----- RECORDS SUPPLIED

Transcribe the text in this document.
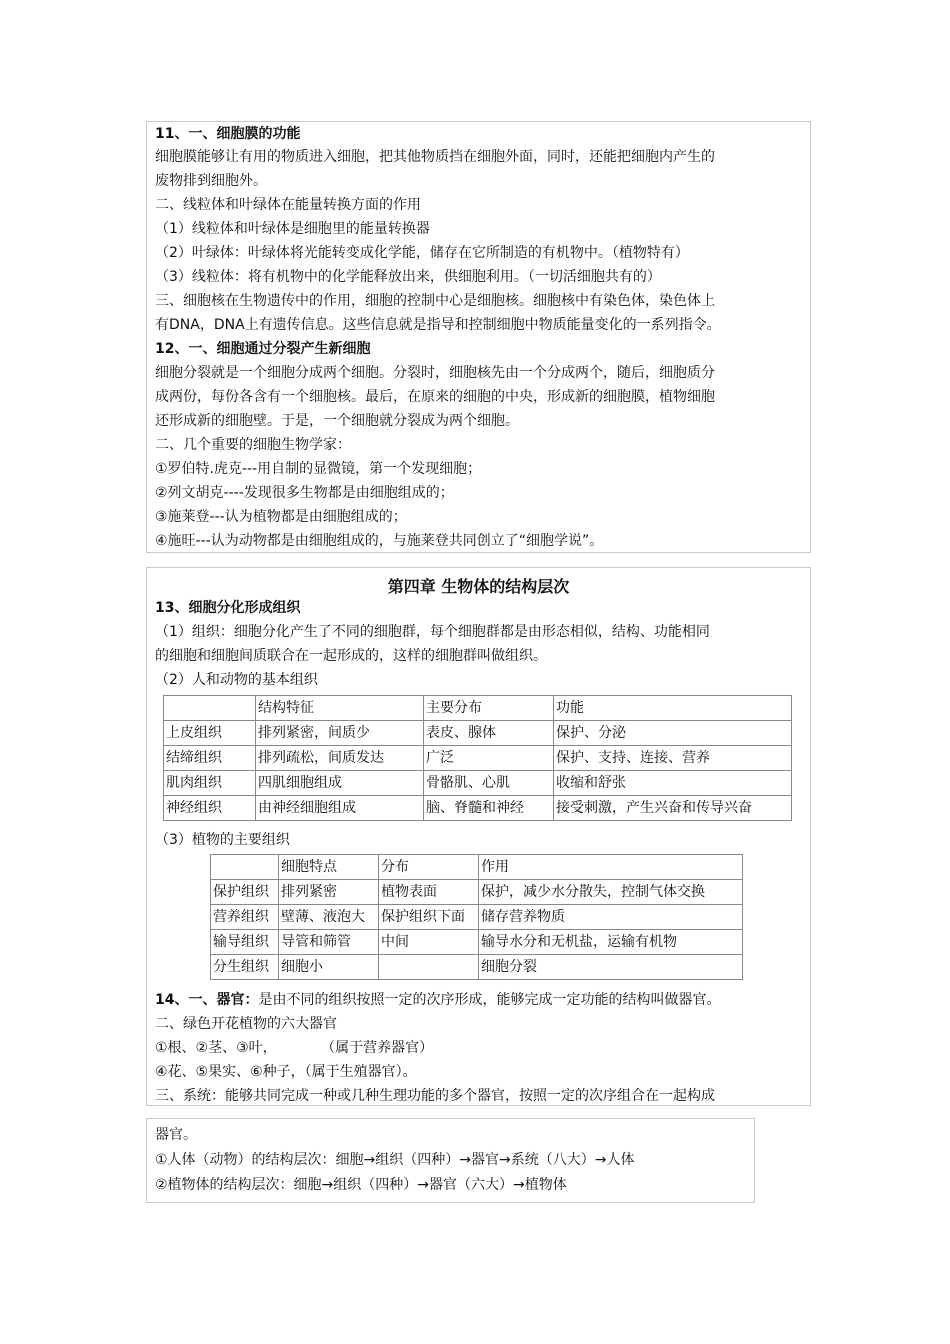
11、一、细胞膜的功能
细胞膜能够让有用的物质进入细胞，把其他物质挡在细胞外面，同时，还能把细胞内产生的
废物排到细胞外。
二、线粒体和叶绿体在能量转换方面的作用
（1）线粒体和叶绿体是细胞里的能量转换器
（2）叶绿体：叶绿体将光能转变成化学能，储存在它所制造的有机物中。（植物特有）
（3）线粒体：将有机物中的化学能释放出来，供细胞利用。（一切活细胞共有的）
三、细胞核在生物遗传中的作用，细胞的控制中心是细胞核。细胞核中有染色体，染色体上
有DNA，DNA上有遗传信息。这些信息就是指导和控制细胞中物质能量变化的一系列指令。
12、一、细胞通过分裂产生新细胞
细胞分裂就是一个细胞分成两个细胞。分裂时，细胞核先由一个分成两个，随后，细胞质分
成两份，每份各含有一个细胞核。最后，在原来的细胞的中央，形成新的细胞膜，植物细胞
还形成新的细胞壁。于是，一个细胞就分裂成为两个细胞。
二、几个重要的细胞生物学家：
①罗伯特.虎克---用自制的显微镜，第一个发现细胞；
②列文胡克----发现很多生物都是由细胞组成的；
③施莱登---认为植物都是由细胞组成的；
④施旺---认为动物都是由细胞组成的，与施莱登共同创立了“细胞学说”。
第四章 生物体的结构层次
13、细胞分化形成组织
（1）组织：细胞分化产生了不同的细胞群，每个细胞群都是由形态相似，结构、功能相同
的细胞和细胞间质联合在一起形成的，这样的细胞群叫做组织。
（2）人和动物的基本组织
	结构特征	主要分布	功能
上皮组织	排列紧密，间质少	表皮、腺体	保护、分泌
结缔组织	排列疏松，间质发达	广泛	保护、支持、连接、营养
肌肉组织	四肌细胞组成	骨骼肌、心肌	收缩和舒张
神经组织	由神经细胞组成	脑、脊髓和神经	接受刺激，产生兴奋和传导兴奋
（3）植物的主要组织
	细胞特点	分布	作用
保护组织	排列紧密	植物表面	保护，减少水分散失，控制气体交换
营养组织	壁薄、液泡大	保护组织下面	储存营养物质
输导组织	导管和筛管	中间	输导水分和无机盐，运输有机物
分生组织	细胞小		细胞分裂
14、一、器官：是由不同的组织按照一定的次序形成，能够完成一定功能的结构叫做器官。
二、绿色开花植物的六大器官
①根、②茎、③叶，          （属于营养器官）
④花、⑤果实、⑥种子，（属于生殖器官）。
三、系统：能够共同完成一种或几种生理功能的多个器官，按照一定的次序组合在一起构成
器官。
①人体（动物）的结构层次：细胞→组织（四种）→器官→系统（八大）→人体
②植物体的结构层次：细胞→组织（四种）→器官（六大）→植物体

----------

Repeat everything in the records precisely. Images are excluded from the copy.

Transcribe the text in this document.
11、一、细胞膜的功能
细胞膜能够让有用的物质进入细胞，把其他物质挡在细胞外面，同时，还能把细胞内产生的
废物排到细胞外。
二、线粒体和叶绿体在能量转换方面的作用
（1）线粒体和叶绿体是细胞里的能量转换器
（2）叶绿体：叶绿体将光能转变成化学能，储存在它所制造的有机物中。（植物特有）
（3）线粒体：将有机物中的化学能释放出来，供细胞利用。（一切活细胞共有的）
三、细胞核在生物遗传中的作用，细胞的控制中心是细胞核。细胞核中有染色体，染色体上
有DNA，DNA上有遗传信息。这些信息就是指导和控制细胞中物质能量变化的一系列指令。
12、一、细胞通过分裂产生新细胞
细胞分裂就是一个细胞分成两个细胞。分裂时，细胞核先由一个分成两个，随后，细胞质分
成两份，每份各含有一个细胞核。最后，在原来的细胞的中央，形成新的细胞膜，植物细胞
还形成新的细胞壁。于是，一个细胞就分裂成为两个细胞。
二、几个重要的细胞生物学家：
①罗伯特.虎克---用自制的显微镜，第一个发现细胞；
②列文胡克----发现很多生物都是由细胞组成的；
③施莱登---认为植物都是由细胞组成的；
④施旺---认为动物都是由细胞组成的，与施莱登共同创立了“细胞学说”。
第四章 生物体的结构层次
13、细胞分化形成组织
（1）组织：细胞分化产生了不同的细胞群，每个细胞群都是由形态相似，结构、功能相同
的细胞和细胞间质联合在一起形成的，这样的细胞群叫做组织。
（2）人和动物的基本组织
	结构特征	主要分布	功能
上皮组织	排列紧密，间质少	表皮、腺体	保护、分泌
结缔组织	排列疏松，间质发达	广泛	保护、支持、连接、营养
肌肉组织	四肌细胞组成	骨骼肌、心肌	收缩和舒张
神经组织	由神经细胞组成	脑、脊髓和神经	接受刺激，产生兴奋和传导兴奋
（3）植物的主要组织
	细胞特点	分布	作用
保护组织	排列紧密	植物表面	保护，减少水分散失，控制气体交换
营养组织	壁薄、液泡大	保护组织下面	储存营养物质
输导组织	导管和筛管	中间	输导水分和无机盐，运输有机物
分生组织	细胞小		细胞分裂
14、一、器官：是由不同的组织按照一定的次序形成，能够完成一定功能的结构叫做器官。
二、绿色开花植物的六大器官
①根、②茎、③叶，          （属于营养器官）
④花、⑤果实、⑥种子，（属于生殖器官）。
三、系统：能够共同完成一种或几种生理功能的多个器官，按照一定的次序组合在一起构成
器官。
①人体（动物）的结构层次：细胞→组织（四种）→器官→系统（八大）→人体
②植物体的结构层次：细胞→组织（四种）→器官（六大）→植物体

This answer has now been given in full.